§ PROBLEM TO SOLVE: Edit the lines from the start of the records through the line containing "x-tick-label: 2020年1月10日 xyxy=(58,314,72,392)", changing "7天移动平均" to "七日移动平均" and leaving everything else as it is.

§ DATASET ROWS:
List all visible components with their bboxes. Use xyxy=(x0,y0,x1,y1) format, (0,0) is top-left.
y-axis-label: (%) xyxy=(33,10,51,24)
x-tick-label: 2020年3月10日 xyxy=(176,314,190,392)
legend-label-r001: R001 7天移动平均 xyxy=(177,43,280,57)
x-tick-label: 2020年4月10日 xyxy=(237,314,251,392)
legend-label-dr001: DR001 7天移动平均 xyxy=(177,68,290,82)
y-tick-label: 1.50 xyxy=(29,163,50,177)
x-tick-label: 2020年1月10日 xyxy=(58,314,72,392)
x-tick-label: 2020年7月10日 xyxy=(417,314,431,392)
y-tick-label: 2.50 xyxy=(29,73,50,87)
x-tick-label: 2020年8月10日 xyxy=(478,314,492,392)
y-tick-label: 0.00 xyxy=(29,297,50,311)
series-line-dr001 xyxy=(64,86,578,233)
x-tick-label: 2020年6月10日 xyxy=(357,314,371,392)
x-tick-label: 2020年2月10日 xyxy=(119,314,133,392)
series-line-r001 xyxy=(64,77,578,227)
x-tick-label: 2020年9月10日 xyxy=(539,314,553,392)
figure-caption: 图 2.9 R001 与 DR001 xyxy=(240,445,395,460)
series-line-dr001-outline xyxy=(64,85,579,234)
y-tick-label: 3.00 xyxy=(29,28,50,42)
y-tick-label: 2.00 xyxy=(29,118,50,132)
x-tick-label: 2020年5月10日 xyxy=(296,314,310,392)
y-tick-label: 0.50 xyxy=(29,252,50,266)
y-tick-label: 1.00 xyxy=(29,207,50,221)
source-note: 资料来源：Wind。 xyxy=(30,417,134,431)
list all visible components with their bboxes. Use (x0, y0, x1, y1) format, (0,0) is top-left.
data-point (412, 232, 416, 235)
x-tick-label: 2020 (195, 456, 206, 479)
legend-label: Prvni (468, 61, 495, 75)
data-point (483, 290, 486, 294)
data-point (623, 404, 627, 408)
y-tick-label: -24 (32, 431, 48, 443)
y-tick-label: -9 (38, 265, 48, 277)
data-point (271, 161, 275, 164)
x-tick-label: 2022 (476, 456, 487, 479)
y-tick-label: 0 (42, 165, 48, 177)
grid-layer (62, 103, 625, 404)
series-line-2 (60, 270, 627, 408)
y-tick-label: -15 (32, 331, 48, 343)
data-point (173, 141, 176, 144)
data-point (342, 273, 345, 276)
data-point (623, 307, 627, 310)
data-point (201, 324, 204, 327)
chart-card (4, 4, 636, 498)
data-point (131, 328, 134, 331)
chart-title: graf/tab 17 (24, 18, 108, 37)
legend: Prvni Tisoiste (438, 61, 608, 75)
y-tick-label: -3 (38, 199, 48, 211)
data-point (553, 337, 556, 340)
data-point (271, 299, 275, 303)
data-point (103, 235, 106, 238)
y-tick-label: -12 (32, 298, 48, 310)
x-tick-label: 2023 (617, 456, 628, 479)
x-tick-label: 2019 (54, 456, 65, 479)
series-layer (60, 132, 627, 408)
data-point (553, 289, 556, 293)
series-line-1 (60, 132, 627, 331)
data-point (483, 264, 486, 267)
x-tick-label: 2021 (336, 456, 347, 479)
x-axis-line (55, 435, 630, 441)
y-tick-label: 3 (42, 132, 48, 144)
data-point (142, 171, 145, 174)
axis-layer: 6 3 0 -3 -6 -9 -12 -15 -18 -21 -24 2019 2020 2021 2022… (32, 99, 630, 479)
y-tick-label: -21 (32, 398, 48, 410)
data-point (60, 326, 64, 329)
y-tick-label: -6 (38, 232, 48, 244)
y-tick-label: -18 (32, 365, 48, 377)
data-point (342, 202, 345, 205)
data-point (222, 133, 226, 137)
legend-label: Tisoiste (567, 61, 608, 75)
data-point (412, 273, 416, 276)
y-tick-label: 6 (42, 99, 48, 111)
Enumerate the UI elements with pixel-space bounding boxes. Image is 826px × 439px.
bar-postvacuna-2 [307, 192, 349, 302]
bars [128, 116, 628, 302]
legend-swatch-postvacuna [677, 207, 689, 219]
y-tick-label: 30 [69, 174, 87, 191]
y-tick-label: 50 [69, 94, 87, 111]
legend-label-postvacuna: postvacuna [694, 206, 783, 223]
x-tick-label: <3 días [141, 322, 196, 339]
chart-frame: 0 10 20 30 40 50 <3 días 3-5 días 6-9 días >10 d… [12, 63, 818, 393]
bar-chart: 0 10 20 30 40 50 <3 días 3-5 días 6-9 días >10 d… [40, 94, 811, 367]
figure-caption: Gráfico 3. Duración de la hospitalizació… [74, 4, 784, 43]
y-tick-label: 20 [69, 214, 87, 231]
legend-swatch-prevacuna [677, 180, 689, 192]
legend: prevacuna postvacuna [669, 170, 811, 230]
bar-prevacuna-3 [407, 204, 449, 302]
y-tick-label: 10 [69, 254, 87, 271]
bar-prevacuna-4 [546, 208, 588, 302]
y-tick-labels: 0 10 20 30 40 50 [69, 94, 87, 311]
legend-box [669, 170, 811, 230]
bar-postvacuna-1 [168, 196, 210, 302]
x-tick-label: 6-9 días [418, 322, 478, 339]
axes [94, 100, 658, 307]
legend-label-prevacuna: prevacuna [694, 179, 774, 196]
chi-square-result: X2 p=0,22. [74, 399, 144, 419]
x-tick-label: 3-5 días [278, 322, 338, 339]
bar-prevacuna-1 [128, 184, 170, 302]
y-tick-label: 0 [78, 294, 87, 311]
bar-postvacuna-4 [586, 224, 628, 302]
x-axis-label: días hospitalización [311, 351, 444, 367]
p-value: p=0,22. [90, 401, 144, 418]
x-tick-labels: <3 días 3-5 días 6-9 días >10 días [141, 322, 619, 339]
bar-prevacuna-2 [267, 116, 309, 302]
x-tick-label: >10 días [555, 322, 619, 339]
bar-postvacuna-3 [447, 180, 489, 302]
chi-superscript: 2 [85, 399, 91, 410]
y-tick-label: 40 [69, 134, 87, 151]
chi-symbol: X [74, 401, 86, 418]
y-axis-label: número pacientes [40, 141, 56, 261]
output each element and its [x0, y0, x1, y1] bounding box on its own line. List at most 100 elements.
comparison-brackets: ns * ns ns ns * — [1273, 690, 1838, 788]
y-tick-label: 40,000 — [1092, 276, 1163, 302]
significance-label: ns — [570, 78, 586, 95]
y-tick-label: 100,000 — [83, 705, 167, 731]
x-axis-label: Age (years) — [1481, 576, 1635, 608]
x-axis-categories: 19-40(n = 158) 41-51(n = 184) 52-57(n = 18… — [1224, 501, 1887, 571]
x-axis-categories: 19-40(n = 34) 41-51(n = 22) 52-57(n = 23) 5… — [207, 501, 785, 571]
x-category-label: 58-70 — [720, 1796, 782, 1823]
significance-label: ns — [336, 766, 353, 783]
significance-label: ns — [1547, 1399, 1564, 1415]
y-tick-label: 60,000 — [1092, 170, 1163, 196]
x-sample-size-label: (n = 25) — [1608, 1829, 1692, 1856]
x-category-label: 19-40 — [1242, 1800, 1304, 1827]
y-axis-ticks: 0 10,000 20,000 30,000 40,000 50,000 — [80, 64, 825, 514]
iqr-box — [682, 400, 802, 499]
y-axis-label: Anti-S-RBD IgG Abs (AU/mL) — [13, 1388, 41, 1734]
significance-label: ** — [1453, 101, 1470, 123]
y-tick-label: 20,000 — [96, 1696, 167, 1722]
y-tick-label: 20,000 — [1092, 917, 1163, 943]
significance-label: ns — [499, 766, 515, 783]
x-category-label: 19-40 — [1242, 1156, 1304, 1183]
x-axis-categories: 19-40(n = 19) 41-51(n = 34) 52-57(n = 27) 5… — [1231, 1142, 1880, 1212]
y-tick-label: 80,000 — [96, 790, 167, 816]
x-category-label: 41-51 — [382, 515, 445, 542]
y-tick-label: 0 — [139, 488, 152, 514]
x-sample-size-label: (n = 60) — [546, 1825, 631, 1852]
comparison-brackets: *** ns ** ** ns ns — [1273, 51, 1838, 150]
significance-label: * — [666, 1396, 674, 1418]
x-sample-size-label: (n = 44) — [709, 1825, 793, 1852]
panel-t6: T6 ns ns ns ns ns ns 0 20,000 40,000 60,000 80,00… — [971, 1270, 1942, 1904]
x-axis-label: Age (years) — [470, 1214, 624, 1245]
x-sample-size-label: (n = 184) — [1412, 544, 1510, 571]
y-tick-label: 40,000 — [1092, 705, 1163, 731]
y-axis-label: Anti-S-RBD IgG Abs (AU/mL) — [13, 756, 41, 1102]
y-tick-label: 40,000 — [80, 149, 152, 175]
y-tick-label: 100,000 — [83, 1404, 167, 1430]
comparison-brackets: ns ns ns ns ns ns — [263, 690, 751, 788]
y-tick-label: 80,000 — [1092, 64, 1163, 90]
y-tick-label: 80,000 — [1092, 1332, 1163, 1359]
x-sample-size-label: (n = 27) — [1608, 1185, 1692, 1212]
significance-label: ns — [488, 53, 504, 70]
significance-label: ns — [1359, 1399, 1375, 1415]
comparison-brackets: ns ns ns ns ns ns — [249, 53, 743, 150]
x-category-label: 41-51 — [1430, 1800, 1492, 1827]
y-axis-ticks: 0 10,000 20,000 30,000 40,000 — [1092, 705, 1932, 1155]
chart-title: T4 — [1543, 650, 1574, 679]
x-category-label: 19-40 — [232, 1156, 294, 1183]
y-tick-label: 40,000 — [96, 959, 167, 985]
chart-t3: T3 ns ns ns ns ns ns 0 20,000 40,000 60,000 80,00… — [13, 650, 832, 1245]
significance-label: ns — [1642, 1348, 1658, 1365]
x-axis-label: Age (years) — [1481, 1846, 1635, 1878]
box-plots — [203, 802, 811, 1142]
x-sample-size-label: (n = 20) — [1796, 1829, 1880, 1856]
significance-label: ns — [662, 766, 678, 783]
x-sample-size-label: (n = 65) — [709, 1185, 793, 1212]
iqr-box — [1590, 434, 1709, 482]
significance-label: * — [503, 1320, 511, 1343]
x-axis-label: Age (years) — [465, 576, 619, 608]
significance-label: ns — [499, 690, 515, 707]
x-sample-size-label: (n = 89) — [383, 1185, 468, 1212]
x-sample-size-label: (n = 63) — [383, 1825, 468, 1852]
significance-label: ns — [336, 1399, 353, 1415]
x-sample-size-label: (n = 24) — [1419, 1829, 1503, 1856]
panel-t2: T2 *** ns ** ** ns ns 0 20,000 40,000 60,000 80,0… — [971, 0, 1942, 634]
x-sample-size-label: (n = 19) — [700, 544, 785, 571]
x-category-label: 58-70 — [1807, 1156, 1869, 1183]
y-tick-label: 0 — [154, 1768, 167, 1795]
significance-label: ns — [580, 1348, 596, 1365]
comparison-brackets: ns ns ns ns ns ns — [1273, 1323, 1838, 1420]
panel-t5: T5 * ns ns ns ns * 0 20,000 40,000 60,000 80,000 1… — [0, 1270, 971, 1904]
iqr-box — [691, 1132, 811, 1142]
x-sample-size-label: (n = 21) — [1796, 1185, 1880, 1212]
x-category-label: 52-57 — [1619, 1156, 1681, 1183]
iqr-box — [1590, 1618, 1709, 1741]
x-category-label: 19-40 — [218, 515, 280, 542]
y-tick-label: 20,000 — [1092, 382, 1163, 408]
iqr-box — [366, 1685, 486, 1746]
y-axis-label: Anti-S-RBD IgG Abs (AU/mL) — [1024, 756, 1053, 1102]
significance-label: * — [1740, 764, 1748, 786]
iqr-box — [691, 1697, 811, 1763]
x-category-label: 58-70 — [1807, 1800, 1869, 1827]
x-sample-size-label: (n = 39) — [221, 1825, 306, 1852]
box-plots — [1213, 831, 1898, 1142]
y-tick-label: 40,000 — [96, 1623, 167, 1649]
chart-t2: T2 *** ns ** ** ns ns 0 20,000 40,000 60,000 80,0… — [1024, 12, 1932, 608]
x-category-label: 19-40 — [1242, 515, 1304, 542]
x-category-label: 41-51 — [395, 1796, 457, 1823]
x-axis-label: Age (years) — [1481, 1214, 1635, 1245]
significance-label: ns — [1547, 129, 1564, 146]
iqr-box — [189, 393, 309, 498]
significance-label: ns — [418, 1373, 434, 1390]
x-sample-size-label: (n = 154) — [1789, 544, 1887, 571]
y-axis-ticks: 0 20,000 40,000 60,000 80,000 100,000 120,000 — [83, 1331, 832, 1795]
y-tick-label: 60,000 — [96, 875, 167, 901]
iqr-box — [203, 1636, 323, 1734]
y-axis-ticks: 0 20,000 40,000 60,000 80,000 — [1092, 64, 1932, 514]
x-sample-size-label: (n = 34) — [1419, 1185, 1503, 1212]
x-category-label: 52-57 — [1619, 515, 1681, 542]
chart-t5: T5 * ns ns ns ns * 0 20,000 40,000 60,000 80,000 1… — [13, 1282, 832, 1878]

§ THE SOLUTION:
List all visible components with their bboxes. Use xyxy=(x0,y0,x1,y1) format, (0,0) is top-left.
y-axis-label: (%) xyxy=(33,10,51,24)
x-tick-label: 2020年3月10日 xyxy=(176,314,190,392)
legend-label-r001: R001 七日移动平均 xyxy=(177,43,280,57)
x-tick-label: 2020年4月10日 xyxy=(237,314,251,392)
legend-label-dr001: DR001 七日移动平均 xyxy=(177,68,290,82)
y-tick-label: 1.50 xyxy=(29,163,50,177)
x-tick-label: 2020年1月10日 xyxy=(58,314,72,392)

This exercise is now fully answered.